───── SECÇÃO DE TEXTO ─────

Como sempre gosto do que escreves sobre o teu mundo rural, mundo esse que está em vias de extinção.

AB

JPicado

Manuel Resende disse...

Amigo Francisco Baptista, escreves muito bem e continua. Gosto muito de ler os teus textos. Amigo lá para o dia 19 falamos. Grande abraço e não te esqueças que também és Magnífico.

Manuel Carvalho disse...

Conheci o Francisco há poucos anos quando ele entrou para o nosso Blogue no entanto há cerca de 50 anos que vou para uma aldeia ao lado da dele porque a minha mulher é de lá, aliás um dos seus avós era da terra da minha sogra.Era muito interessante há uns anos assistir aquelas conversas longas á lareira daquelas pessoas mais velhas.Uma coisa curiosa a minha mulher por aqui muito raramente usa termos de lá a falar no entanto quando iniciava-mos a viagem e ás vezes logo ao meter as coisas ao carro ela começava a usar termos de lá.Muitas vezes comentamos isto e curiosamente era só na ida, na vinda não.A propósito destas cantilenas da quaresma tenho ideia disto ficava um grupo dentro da igreja e outro saia e dava a volta á igreja entretanto a porta era fechada e havia ali uns canticos dum lado e do outro até que a porta se abria e entrava tudo,nesta fase a miudagem achava piada e havia risota e julgo que o meu irmão ainda levou umas chapadas em casa ele e mais alguns.Um dia ainda vou cantar isto com o Francisco, mas não vai ser fácil porque ele diz que não sabe cantar nem fazer discursos.
Um abraço

Manuel Carvalho

Tabanca Grande Luís Graça disse...

FRancisco, e eu ainda nao li o teu livro, em "papel"!... Diz-me onde ou como posso comprá-lo. UM alfabravo. Luís

Tabanca Grande Luís Graça disse...

Muitos portugueses da nossa geração, a da "malta da guerra colonial" (labéu que nos colocaram na testa, mas historicamente não o podemos recusar...), viraram costas à terra que os viu nascer: depois das matas e bolanhas da Guné, das florestas do Norte de Angola ou das chanas do Leste, ou do planalto dos macondes, em Moçambique, "viraram costas" à sua aldeia ou vilória...
Ou à sua ilha (Madeira, Açores, Cabo Verde...). O mesmo aconteceu com os nossos camaradas guineenses... que foram para Bissau.

Zé Manel Cancela disse...

Mais uma vez,parabens Baptista por esta linda
visita a Brunhoso....Pela maneira que descreves
a tua terra,parece que fui contigo...

───── CONTEÚDO DOS REGISTOS ─────

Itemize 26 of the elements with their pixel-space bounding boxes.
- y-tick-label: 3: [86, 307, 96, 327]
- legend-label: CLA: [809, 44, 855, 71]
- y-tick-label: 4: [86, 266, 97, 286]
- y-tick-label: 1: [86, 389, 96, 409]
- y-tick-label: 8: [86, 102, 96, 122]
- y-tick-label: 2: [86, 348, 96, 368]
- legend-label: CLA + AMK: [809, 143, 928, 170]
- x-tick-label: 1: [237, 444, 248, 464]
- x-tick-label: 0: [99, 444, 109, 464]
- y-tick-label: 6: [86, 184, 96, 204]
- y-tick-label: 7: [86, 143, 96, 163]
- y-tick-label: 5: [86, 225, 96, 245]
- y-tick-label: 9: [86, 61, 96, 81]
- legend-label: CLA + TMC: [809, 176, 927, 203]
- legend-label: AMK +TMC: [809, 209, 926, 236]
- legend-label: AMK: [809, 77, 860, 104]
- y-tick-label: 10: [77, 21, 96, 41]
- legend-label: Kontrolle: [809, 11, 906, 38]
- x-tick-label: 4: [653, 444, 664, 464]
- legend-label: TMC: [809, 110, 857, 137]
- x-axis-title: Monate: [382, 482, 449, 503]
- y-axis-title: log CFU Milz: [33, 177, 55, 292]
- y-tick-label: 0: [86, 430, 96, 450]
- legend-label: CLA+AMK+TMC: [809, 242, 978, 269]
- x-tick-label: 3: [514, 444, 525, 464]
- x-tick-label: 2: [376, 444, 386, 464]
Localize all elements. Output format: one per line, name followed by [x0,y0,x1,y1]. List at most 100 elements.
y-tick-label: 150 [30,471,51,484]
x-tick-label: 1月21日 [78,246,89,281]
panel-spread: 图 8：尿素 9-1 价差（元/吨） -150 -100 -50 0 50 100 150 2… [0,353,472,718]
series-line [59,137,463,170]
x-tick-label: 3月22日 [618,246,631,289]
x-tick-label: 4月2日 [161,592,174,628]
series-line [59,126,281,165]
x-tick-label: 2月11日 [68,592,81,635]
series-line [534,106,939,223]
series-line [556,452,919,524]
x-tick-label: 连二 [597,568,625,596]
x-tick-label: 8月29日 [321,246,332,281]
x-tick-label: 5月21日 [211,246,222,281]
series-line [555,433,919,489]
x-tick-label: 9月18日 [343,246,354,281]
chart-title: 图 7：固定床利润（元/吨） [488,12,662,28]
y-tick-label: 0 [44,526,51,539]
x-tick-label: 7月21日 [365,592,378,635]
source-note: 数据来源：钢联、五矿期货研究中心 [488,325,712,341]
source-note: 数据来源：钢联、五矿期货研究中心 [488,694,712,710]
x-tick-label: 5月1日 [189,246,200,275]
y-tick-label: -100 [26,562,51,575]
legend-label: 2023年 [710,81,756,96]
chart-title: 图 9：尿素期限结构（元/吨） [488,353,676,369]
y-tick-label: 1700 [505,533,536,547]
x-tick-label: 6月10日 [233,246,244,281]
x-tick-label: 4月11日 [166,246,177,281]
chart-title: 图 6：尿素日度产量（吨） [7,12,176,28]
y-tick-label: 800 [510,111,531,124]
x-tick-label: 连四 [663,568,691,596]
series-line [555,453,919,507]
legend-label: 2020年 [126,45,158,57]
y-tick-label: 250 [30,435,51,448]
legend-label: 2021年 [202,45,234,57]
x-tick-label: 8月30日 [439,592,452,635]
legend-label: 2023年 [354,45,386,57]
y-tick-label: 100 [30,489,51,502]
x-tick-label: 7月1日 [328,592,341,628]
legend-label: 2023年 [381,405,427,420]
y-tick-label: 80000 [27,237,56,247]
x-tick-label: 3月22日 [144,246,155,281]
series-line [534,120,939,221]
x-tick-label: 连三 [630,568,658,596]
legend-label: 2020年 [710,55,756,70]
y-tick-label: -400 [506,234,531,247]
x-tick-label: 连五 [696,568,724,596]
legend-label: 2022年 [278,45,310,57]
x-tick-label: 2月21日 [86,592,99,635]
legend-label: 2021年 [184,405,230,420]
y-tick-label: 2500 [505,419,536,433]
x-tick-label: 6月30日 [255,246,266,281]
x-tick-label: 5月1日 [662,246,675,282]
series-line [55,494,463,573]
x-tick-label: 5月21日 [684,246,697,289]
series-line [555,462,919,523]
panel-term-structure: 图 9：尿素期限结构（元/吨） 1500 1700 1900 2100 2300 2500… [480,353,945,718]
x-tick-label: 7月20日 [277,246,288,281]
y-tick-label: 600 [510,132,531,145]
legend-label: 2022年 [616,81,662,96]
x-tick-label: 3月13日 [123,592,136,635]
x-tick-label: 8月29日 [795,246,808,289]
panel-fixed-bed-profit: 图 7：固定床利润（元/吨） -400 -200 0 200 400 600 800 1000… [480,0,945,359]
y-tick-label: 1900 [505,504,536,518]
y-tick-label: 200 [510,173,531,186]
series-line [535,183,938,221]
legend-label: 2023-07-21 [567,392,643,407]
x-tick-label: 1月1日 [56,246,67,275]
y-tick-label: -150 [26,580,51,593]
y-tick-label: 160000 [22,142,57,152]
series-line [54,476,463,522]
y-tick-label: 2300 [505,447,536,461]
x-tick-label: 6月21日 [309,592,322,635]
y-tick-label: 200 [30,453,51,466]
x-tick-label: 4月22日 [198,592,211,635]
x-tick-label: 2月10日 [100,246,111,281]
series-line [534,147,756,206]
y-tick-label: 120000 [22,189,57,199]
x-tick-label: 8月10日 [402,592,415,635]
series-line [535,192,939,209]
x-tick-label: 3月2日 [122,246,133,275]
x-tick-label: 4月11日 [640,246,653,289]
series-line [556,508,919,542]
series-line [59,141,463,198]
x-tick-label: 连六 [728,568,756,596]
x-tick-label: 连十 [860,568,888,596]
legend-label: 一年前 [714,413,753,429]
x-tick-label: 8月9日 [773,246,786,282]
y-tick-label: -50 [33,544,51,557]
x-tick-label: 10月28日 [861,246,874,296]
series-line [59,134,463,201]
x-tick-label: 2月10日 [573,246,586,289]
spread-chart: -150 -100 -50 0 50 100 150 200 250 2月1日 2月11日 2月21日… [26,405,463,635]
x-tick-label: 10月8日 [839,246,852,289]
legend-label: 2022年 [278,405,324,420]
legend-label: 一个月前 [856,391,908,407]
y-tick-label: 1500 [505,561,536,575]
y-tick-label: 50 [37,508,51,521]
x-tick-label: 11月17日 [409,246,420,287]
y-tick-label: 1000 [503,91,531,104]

─────

◆ INSTRUÇÕES A SEGUIR: Por favor, indique há quantos anos, segundo a secção de texto, Manuel Carvalho vai para uma aldeia ao lado da de Francisco.

◆ RESULTADO: Há cerca de 50 anos.